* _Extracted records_
* Start *

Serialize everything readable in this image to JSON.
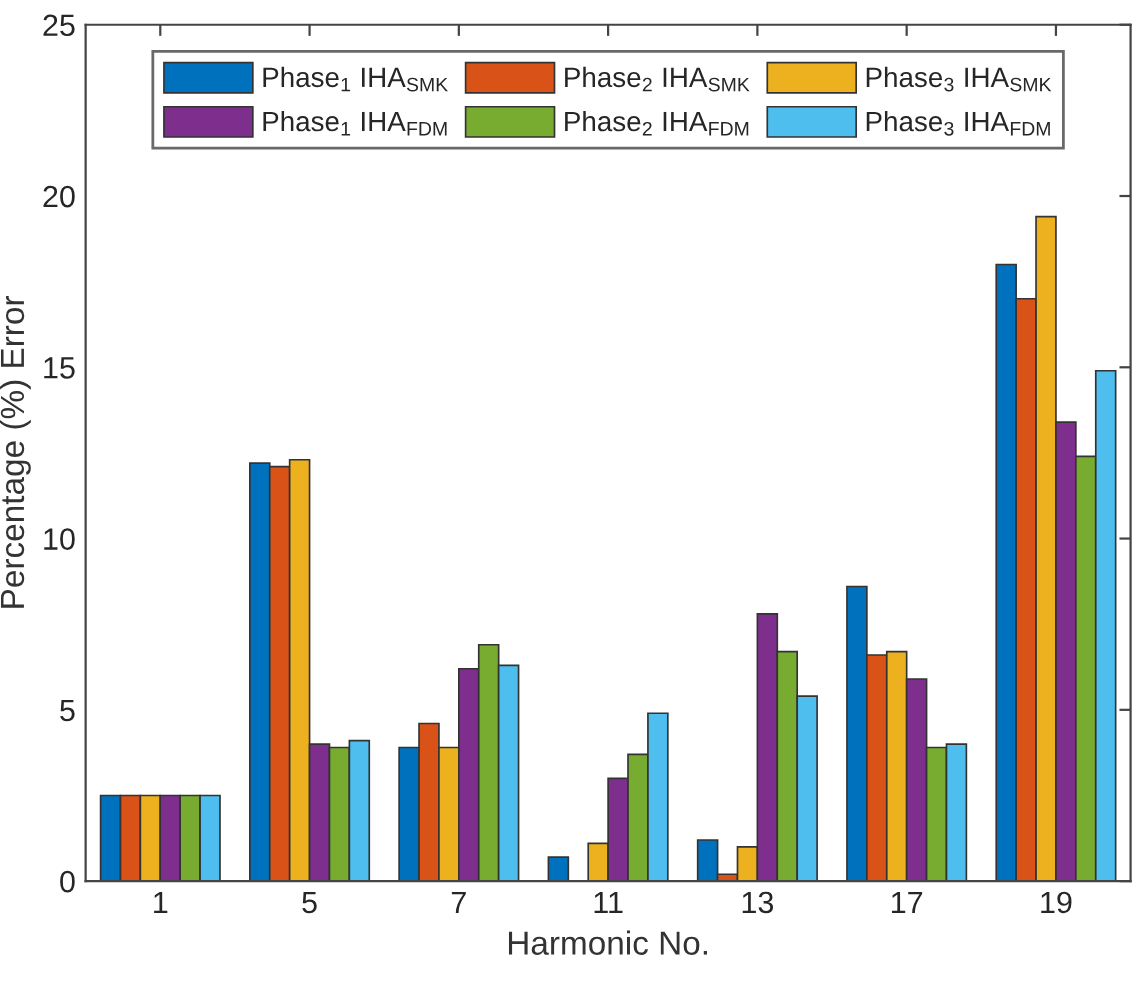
{
  "chart_data": {
    "type": "bar",
    "xlabel": "Harmonic No.",
    "ylabel": "Percentage (%) Error",
    "categories": [
      "1",
      "5",
      "7",
      "11",
      "13",
      "17",
      "19"
    ],
    "ylim": [
      0,
      25
    ],
    "yticks": [
      0,
      5,
      10,
      15,
      20,
      25
    ],
    "grid": false,
    "legend": "top",
    "series": [
      {
        "name": "Phase$_{1}$ IHA$_{SMK}$",
        "color": "#0072bd",
        "values": [
          2.5,
          12.2,
          3.9,
          0.7,
          1.2,
          8.6,
          18.0
        ]
      },
      {
        "name": "Phase$_{2}$ IHA$_{SMK}$",
        "color": "#d95319",
        "values": [
          2.5,
          12.1,
          4.6,
          0.0,
          0.2,
          6.6,
          17.0
        ]
      },
      {
        "name": "Phase$_{3}$ IHA$_{SMK}$",
        "color": "#edb120",
        "values": [
          2.5,
          12.3,
          3.9,
          1.1,
          1.0,
          6.7,
          19.4
        ]
      },
      {
        "name": "Phase$_{1}$ IHA$_{FDM}$",
        "color": "#7e2f8e",
        "values": [
          2.5,
          4.0,
          6.2,
          3.0,
          7.8,
          5.9,
          13.4
        ]
      },
      {
        "name": "Phase$_{2}$ IHA$_{FDM}$",
        "color": "#77ac30",
        "values": [
          2.5,
          3.9,
          6.9,
          3.7,
          6.7,
          3.9,
          12.4
        ]
      },
      {
        "name": "Phase$_{3}$ IHA$_{FDM}$",
        "color": "#4dbeee",
        "values": [
          2.5,
          4.1,
          6.3,
          4.9,
          5.4,
          4.0,
          14.9
        ]
      }
    ]
  }
}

* End *

* _What to work on_
Leave the images out, please, and restate each line word for word.

* _In response_
Serialize everything readable in this image to JSON.
{
  "chart_data": {
    "type": "bar",
    "xlabel": "Harmonic No.",
    "ylabel": "Percentage (%) Error",
    "categories": [
      "1",
      "5",
      "7",
      "11",
      "13",
      "17",
      "19"
    ],
    "ylim": [
      0,
      25
    ],
    "yticks": [
      0,
      5,
      10,
      15,
      20,
      25
    ],
    "grid": false,
    "legend": "top",
    "series": [
      {
        "name": "Phase$_{1}$ IHA$_{SMK}$",
        "color": "#0072bd",
        "values": [
          2.5,
          12.2,
          3.9,
          0.7,
          1.2,
          8.6,
          18.0
        ]
      },
      {
        "name": "Phase$_{2}$ IHA$_{SMK}$",
        "color": "#d95319",
        "values": [
          2.5,
          12.1,
          4.6,
          0.0,
          0.2,
          6.6,
          17.0
        ]
      },
      {
        "name": "Phase$_{3}$ IHA$_{SMK}$",
        "color": "#edb120",
        "values": [
          2.5,
          12.3,
          3.9,
          1.1,
          1.0,
          6.7,
          19.4
        ]
      },
      {
        "name": "Phase$_{1}$ IHA$_{FDM}$",
        "color": "#7e2f8e",
        "values": [
          2.5,
          4.0,
          6.2,
          3.0,
          7.8,
          5.9,
          13.4
        ]
      },
      {
        "name": "Phase$_{2}$ IHA$_{FDM}$",
        "color": "#77ac30",
        "values": [
          2.5,
          3.9,
          6.9,
          3.7,
          6.7,
          3.9,
          12.4
        ]
      },
      {
        "name": "Phase$_{3}$ IHA$_{FDM}$",
        "color": "#4dbeee",
        "values": [
          2.5,
          4.1,
          6.3,
          4.9,
          5.4,
          4.0,
          14.9
        ]
      }
    ]
  }
}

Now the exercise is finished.